- [Stated task] Report back each line of the records that contains the string "JSON".

- [Data shown]
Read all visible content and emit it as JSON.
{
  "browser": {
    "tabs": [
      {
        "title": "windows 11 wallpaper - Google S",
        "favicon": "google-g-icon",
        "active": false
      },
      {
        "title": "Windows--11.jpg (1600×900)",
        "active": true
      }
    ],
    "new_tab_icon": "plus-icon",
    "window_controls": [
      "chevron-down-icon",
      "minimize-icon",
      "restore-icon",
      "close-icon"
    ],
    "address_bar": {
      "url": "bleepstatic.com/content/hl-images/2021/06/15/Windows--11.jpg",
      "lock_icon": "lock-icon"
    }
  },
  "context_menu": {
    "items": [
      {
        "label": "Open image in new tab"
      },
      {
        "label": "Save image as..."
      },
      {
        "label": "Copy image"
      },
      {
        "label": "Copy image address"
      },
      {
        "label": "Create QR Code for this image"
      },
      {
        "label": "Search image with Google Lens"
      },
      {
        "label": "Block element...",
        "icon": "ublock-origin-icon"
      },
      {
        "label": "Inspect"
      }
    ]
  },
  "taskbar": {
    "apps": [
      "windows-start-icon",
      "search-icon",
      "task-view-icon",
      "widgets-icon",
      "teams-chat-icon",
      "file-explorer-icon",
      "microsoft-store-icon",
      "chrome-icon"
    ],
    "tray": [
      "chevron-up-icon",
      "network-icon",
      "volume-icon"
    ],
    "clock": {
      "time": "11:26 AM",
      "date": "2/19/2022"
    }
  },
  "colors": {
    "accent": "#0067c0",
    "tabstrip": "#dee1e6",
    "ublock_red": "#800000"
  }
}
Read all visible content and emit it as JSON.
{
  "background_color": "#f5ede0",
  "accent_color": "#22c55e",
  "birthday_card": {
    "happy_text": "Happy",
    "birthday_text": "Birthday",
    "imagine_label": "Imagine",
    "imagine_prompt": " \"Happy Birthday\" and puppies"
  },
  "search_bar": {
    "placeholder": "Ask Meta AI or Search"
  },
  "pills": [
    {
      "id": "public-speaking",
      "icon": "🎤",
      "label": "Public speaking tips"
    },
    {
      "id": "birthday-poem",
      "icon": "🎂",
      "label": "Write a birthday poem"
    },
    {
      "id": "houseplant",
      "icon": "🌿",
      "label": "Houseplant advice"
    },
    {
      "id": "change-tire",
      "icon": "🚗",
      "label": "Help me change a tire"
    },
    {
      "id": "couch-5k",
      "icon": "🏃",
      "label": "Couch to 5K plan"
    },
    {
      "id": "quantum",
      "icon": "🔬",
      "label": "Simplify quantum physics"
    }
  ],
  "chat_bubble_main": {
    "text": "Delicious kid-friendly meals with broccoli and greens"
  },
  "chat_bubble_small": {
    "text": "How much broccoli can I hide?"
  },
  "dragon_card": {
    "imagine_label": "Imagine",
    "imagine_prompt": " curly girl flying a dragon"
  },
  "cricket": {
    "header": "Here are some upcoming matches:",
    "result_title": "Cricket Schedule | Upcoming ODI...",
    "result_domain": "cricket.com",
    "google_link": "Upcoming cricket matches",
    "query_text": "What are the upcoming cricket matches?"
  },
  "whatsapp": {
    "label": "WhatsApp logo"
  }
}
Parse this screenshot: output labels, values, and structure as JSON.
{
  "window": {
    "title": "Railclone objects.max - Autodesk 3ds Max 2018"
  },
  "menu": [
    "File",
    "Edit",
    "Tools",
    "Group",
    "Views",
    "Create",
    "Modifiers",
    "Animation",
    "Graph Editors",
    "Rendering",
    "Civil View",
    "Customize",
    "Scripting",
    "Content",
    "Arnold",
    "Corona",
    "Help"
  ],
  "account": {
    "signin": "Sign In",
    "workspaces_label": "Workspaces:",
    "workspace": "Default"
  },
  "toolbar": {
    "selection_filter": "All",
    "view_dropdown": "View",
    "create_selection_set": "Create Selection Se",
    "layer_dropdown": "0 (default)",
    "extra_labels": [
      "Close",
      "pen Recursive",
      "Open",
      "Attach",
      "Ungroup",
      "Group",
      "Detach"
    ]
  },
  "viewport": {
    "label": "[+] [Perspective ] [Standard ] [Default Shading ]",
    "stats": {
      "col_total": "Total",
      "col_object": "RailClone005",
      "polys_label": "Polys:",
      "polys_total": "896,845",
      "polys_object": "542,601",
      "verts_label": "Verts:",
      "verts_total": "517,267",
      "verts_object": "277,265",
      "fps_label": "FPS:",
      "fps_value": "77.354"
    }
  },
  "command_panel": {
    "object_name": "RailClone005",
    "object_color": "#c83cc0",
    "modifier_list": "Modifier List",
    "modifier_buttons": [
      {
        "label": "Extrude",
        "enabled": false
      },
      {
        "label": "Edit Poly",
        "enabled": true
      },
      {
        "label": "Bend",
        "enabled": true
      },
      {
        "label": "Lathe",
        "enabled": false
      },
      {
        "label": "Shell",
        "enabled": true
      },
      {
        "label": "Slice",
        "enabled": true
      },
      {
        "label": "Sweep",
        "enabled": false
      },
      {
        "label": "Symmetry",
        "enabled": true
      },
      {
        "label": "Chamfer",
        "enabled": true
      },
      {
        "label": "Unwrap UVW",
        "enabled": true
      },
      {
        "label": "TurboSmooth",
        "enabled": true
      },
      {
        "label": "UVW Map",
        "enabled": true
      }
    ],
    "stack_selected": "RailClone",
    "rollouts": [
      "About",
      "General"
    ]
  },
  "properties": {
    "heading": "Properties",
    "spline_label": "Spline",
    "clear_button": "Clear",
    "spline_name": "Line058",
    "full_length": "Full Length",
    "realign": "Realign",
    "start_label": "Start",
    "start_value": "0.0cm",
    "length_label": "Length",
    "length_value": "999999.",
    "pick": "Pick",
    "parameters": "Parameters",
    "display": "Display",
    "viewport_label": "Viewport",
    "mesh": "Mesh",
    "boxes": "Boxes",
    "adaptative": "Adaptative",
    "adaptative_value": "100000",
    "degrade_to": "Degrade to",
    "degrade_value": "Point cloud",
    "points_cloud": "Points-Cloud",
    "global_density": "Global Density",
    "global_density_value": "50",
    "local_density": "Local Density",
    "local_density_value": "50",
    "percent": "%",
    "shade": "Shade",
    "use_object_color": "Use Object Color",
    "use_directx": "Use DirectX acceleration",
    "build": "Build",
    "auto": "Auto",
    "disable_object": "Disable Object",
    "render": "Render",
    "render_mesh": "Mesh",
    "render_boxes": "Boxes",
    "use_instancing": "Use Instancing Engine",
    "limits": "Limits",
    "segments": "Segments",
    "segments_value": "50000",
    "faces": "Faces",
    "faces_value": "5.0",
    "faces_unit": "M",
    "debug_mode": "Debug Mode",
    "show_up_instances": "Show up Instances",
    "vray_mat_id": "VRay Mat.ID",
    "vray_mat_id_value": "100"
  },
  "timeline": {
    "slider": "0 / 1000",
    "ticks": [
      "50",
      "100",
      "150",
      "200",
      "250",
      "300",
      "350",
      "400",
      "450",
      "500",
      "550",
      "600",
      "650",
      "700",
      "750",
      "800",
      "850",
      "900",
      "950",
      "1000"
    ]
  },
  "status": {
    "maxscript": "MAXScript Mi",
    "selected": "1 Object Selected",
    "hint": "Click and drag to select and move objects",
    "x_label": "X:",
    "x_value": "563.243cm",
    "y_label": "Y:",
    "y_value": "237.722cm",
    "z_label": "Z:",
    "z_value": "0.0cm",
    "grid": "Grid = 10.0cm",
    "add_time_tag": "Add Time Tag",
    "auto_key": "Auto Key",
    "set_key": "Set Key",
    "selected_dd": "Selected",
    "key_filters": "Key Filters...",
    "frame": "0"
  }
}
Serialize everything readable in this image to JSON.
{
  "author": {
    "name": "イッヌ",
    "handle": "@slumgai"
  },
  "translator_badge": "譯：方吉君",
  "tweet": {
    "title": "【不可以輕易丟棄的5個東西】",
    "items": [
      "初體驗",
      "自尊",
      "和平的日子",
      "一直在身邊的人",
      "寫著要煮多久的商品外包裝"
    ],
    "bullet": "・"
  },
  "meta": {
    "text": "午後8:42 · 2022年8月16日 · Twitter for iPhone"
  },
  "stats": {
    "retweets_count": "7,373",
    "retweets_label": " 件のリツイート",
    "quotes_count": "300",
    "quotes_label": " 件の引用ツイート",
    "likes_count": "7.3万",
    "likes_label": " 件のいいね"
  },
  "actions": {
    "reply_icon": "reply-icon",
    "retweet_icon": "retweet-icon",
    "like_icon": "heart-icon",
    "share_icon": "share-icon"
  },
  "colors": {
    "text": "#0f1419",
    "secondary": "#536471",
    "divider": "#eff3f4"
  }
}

- [Reply to the task]
Read all visible content and emit it as JSON.
Read all visible content and emit it as JSON.
Parse this screenshot: output labels, values, and structure as JSON.
Serialize everything readable in this image to JSON.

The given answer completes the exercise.